• **Problem requirements**: Every entry must be copied word for word.

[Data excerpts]
++++

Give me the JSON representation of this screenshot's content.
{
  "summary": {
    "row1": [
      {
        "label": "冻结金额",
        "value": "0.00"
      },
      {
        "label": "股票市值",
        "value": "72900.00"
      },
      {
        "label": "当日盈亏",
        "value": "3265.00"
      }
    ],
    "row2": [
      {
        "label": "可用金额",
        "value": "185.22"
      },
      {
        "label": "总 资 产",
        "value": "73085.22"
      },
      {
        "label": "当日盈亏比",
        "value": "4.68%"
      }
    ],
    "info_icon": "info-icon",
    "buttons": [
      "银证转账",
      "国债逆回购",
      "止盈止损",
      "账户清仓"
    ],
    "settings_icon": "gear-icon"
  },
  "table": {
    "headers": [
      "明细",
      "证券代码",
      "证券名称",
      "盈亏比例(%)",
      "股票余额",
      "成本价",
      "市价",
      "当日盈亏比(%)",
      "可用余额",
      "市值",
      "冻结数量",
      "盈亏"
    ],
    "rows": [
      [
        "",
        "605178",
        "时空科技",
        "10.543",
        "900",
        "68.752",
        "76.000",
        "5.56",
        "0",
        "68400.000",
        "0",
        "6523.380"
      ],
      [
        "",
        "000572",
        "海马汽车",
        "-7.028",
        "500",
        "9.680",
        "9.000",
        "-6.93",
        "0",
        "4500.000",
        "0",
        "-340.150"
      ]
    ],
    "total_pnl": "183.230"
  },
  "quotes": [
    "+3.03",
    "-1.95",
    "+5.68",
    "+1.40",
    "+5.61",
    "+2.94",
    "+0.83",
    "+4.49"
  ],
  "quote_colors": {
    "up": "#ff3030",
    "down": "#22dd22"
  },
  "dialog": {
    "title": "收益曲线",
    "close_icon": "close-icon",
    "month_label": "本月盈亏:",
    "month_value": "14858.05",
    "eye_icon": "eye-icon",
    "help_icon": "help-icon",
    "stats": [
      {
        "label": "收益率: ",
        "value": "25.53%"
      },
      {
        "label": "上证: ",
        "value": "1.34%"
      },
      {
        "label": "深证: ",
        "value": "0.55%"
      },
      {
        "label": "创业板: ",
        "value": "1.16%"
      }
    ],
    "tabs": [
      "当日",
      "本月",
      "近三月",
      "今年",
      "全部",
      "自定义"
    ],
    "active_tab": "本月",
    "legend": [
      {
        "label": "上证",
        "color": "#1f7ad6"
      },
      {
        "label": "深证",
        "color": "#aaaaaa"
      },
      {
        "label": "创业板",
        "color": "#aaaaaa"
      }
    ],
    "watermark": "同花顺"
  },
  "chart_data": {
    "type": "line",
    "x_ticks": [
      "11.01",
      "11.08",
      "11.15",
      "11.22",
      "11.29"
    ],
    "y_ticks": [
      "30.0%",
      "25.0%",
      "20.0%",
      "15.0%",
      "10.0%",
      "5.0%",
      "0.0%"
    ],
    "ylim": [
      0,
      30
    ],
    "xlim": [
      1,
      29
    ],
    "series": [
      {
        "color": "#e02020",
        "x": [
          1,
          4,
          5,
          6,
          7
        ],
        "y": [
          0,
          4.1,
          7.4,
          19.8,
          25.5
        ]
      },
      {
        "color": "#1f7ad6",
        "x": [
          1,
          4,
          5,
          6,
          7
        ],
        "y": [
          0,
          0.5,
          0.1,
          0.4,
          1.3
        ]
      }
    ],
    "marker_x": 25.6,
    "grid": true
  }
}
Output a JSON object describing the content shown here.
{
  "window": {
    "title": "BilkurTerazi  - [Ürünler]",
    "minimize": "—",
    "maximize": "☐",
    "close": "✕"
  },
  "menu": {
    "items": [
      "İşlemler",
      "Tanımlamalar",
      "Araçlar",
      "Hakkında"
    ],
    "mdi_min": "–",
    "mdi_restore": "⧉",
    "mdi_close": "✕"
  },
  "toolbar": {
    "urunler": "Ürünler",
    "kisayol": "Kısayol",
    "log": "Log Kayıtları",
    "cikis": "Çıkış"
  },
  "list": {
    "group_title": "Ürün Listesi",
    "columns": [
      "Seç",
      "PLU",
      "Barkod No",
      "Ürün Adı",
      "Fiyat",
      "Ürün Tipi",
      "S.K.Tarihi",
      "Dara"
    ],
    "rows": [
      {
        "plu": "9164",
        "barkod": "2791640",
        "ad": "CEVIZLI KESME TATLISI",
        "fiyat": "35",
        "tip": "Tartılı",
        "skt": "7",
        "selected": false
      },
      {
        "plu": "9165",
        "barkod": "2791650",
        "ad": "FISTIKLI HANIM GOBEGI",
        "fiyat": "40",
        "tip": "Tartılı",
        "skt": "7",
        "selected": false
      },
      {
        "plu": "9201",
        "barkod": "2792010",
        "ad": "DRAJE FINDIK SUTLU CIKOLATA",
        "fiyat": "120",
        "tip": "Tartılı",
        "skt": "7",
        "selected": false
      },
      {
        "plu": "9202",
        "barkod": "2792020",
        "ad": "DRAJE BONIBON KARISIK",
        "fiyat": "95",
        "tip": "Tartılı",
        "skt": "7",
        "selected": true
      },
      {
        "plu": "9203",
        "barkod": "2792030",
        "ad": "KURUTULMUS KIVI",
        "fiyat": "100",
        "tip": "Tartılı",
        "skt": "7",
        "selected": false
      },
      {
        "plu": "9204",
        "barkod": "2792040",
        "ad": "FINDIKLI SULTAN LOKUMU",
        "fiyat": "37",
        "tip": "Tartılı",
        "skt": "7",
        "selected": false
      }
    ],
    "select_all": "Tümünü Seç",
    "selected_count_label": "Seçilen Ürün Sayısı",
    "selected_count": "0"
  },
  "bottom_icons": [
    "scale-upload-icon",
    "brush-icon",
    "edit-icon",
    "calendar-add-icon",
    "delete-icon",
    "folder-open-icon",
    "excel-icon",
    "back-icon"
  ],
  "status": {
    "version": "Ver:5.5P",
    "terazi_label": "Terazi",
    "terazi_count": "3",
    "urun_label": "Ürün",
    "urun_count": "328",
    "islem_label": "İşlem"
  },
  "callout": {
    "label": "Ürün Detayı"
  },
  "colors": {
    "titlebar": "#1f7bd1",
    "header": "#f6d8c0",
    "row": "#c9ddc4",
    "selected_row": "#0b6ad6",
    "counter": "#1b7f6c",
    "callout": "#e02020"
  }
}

++++

• **Result**:
Give me the JSON representation of this screenshot's content.
{
  "summary": {
    "row1": [
      {
        "label": "冻结金额",
        "value": "0.00"
      },
      {
        "label": "股票市值",
        "value": "72900.00"
      },
      {
        "label": "当日盈亏",
        "value": "3265.00"
      }
    ],
    "row2": [
      {
        "label": "可用金额",
        "value": "185.22"
      },
      {
        "label": "总 资 产",
        "value": "73085.22"
      },
      {
        "label": "当日盈亏比",
        "value": "4.68%"
      }
    ],
    "info_icon": "info-icon",
    "buttons": [
      "银证转账",
      "国债逆回购",
      "止盈止损",
      "账户清仓"
    ],
    "settings_icon": "gear-icon"
  },
  "table": {
    "headers": [
      "明细",
      "证券代码",
      "证券名称",
      "盈亏比例(%)",
      "股票余额",
      "成本价",
      "市价",
      "当日盈亏比(%)",
      "可用余额",
      "市值",
      "冻结数量",
      "盈亏"
    ],
    "rows": [
      [
        "",
        "605178",
        "时空科技",
        "10.543",
        "900",
        "68.752",
        "76.000",
        "5.56",
        "0",
        "68400.000",
        "0",
        "6523.380"
      ],
      [
        "",
        "000572",
        "海马汽车",
        "-7.028",
        "500",
        "9.680",
        "9.000",
        "-6.93",
        "0",
        "4500.000",
        "0",
        "-340.150"
      ]
    ],
    "total_pnl": "183.230"
  },
  "quotes": [
    "+3.03",
    "-1.95",
    "+5.68",
    "+1.40",
    "+5.61",
    "+2.94",
    "+0.83",
    "+4.49"
  ],
  "quote_colors": {
    "up": "#ff3030",
    "down": "#22dd22"
  },
  "dialog": {
    "title": "收益曲线",
    "close_icon": "close-icon",
    "month_label": "本月盈亏:",
    "month_value": "14858.05",
    "eye_icon": "eye-icon",
    "help_icon": "help-icon",
    "stats": [
      {
        "label": "收益率: ",
        "value": "25.53%"
      },
      {
        "label": "上证: ",
        "value": "1.34%"
      },
      {
        "label": "深证: ",
        "value": "0.55%"
      },
      {
        "label": "创业板: ",
        "value": "1.16%"
      }
    ],
    "tabs": [
      "当日",
      "本月",
      "近三月",
      "今年",
      "全部",
      "自定义"
    ],
    "active_tab": "本月",
    "legend": [
      {
        "label": "上证",
        "color": "#1f7ad6"
      },
      {
        "label": "深证",
        "color": "#aaaaaa"
      },
      {
        "label": "创业板",
        "color": "#aaaaaa"
      }
    ],
    "watermark": "同花顺"
  },
  "chart_data": {
    "type": "line",
    "x_ticks": [
      "11.01",
      "11.08",
      "11.15",
      "11.22",
      "11.29"
    ],
    "y_ticks": [
      "30.0%",
      "25.0%",
      "20.0%",
      "15.0%",
      "10.0%",
      "5.0%",
      "0.0%"
    ],
    "ylim": [
      0,
      30
    ],
    "xlim": [
      1,
      29
    ],
    "series": [
      {
        "color": "#e02020",
        "x": [
          1,
          4,
          5,
          6,
          7
        ],
        "y": [
          0,
          4.1,
          7.4,
          19.8,
          25.5
        ]
      },
      {
        "color": "#1f7ad6",
        "x": [
          1,
          4,
          5,
          6,
          7
        ],
        "y": [
          0,
          0.5,
          0.1,
          0.4,
          1.3
        ]
      }
    ],
    "marker_x": 25.6,
    "grid": true
  }
}
Output a JSON object describing the content shown here.
{
  "window": {
    "title": "BilkurTerazi  - [Ürünler]",
    "minimize": "—",
    "maximize": "☐",
    "close": "✕"
  },
  "menu": {
    "items": [
      "İşlemler",
      "Tanımlamalar",
      "Araçlar",
      "Hakkında"
    ],
    "mdi_min": "–",
    "mdi_restore": "⧉",
    "mdi_close": "✕"
  },
  "toolbar": {
    "urunler": "Ürünler",
    "kisayol": "Kısayol",
    "log": "Log Kayıtları",
    "cikis": "Çıkış"
  },
  "list": {
    "group_title": "Ürün Listesi",
    "columns": [
      "Seç",
      "PLU",
      "Barkod No",
      "Ürün Adı",
      "Fiyat",
      "Ürün Tipi",
      "S.K.Tarihi",
      "Dara"
    ],
    "rows": [
      {
        "plu": "9164",
        "barkod": "2791640",
        "ad": "CEVIZLI KESME TATLISI",
        "fiyat": "35",
        "tip": "Tartılı",
        "skt": "7",
        "selected": false
      },
      {
        "plu": "9165",
        "barkod": "2791650",
        "ad": "FISTIKLI HANIM GOBEGI",
        "fiyat": "40",
        "tip": "Tartılı",
        "skt": "7",
        "selected": false
      },
      {
        "plu": "9201",
        "barkod": "2792010",
        "ad": "DRAJE FINDIK SUTLU CIKOLATA",
        "fiyat": "120",
        "tip": "Tartılı",
        "skt": "7",
        "selected": false
      },
      {
        "plu": "9202",
        "barkod": "2792020",
        "ad": "DRAJE BONIBON KARISIK",
        "fiyat": "95",
        "tip": "Tartılı",
        "skt": "7",
        "selected": true
      },
      {
        "plu": "9203",
        "barkod": "2792030",
        "ad": "KURUTULMUS KIVI",
        "fiyat": "100",
        "tip": "Tartılı",
        "skt": "7",
        "selected": false
      },
      {
        "plu": "9204",
        "barkod": "2792040",
        "ad": "FINDIKLI SULTAN LOKUMU",
        "fiyat": "37",
        "tip": "Tartılı",
        "skt": "7",
        "selected": false
      }
    ],
    "select_all": "Tümünü Seç",
    "selected_count_label": "Seçilen Ürün Sayısı",
    "selected_count": "0"
  },
  "bottom_icons": [
    "scale-upload-icon",
    "brush-icon",
    "edit-icon",
    "calendar-add-icon",
    "delete-icon",
    "folder-open-icon",
    "excel-icon",
    "back-icon"
  ],
  "status": {
    "version": "Ver:5.5P",
    "terazi_label": "Terazi",
    "terazi_count": "3",
    "urun_label": "Ürün",
    "urun_count": "328",
    "islem_label": "İşlem"
  },
  "callout": {
    "label": "Ürün Detayı"
  },
  "colors": {
    "titlebar": "#1f7bd1",
    "header": "#f6d8c0",
    "row": "#c9ddc4",
    "selected_row": "#0b6ad6",
    "counter": "#1b7f6c",
    "callout": "#e02020"
  }
}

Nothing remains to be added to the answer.